##### Records provided #####
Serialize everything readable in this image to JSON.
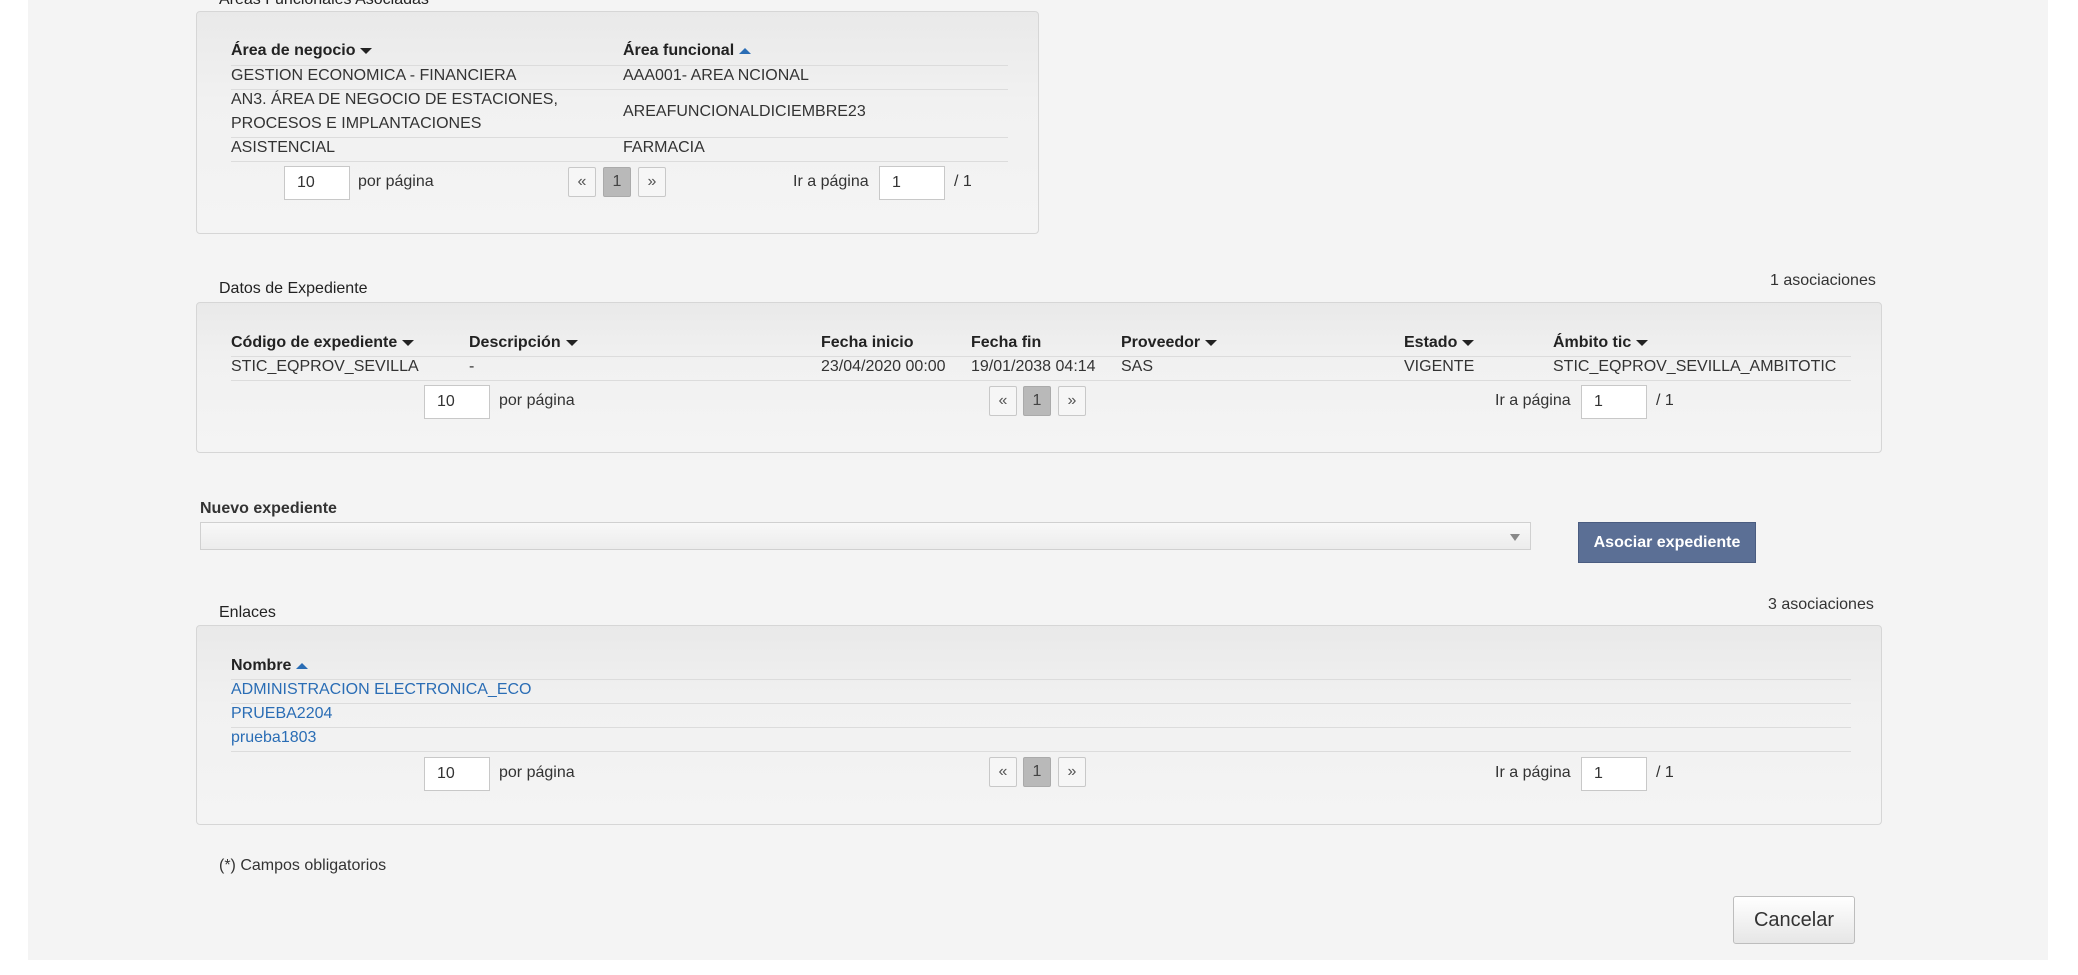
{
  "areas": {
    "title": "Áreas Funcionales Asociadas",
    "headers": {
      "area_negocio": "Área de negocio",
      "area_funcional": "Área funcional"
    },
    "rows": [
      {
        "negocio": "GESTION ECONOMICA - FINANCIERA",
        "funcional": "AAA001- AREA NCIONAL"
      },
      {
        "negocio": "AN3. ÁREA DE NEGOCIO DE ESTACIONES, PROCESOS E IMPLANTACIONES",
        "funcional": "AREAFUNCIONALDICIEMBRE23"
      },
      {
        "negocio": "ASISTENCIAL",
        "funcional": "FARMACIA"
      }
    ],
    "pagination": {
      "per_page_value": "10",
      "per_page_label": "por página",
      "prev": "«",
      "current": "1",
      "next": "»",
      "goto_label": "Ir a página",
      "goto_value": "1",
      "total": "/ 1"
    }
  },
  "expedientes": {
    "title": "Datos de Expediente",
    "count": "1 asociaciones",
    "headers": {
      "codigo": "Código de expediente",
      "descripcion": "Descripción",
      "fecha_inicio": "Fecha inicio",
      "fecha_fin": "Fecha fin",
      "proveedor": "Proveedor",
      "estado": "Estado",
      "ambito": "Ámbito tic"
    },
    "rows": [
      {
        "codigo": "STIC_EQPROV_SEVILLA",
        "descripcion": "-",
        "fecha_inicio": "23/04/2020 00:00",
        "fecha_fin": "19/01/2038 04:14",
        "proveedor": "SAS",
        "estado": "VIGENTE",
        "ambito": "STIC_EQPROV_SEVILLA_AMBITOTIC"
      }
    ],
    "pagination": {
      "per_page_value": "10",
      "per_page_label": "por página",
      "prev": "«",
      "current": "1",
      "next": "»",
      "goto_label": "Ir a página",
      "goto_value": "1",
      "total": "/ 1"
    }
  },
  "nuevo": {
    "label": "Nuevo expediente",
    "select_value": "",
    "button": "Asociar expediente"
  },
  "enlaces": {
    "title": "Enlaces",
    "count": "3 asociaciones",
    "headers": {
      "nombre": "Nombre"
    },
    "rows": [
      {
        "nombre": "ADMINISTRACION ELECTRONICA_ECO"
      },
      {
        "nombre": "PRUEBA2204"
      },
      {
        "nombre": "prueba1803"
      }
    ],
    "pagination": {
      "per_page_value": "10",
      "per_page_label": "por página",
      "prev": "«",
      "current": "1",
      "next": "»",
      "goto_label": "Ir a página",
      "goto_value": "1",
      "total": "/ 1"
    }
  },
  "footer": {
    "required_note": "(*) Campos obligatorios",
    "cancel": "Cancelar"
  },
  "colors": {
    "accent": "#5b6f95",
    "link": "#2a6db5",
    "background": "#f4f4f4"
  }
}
#####
##### Records provided #####
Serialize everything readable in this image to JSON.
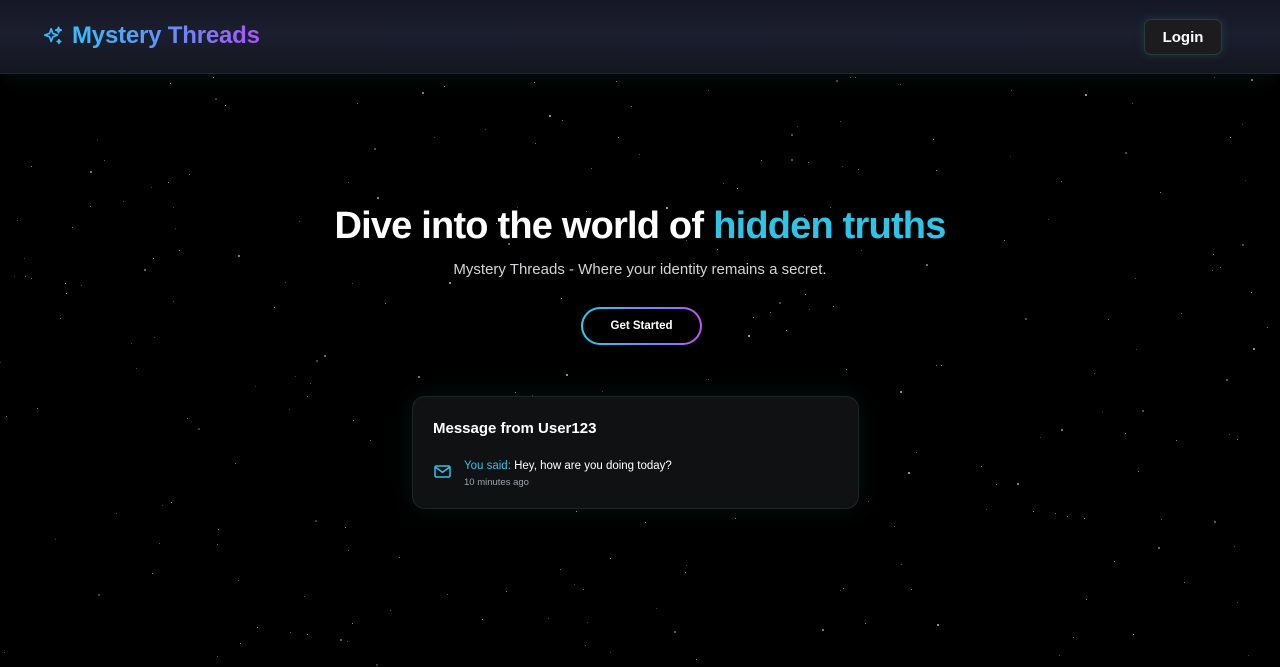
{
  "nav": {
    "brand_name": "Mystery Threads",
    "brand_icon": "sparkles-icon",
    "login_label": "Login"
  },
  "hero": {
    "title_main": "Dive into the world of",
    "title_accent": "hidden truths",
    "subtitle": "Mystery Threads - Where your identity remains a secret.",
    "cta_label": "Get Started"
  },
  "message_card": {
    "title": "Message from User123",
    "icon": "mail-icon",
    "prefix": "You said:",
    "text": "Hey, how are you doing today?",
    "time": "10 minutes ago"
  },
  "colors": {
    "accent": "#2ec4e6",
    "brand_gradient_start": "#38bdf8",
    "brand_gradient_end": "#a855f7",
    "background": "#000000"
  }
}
#####
* Set task
Pick out every line above that holds the word "count" and copy it.

* Expected answer
    "count": "1 asociaciones",
    "count": "3 asociaciones",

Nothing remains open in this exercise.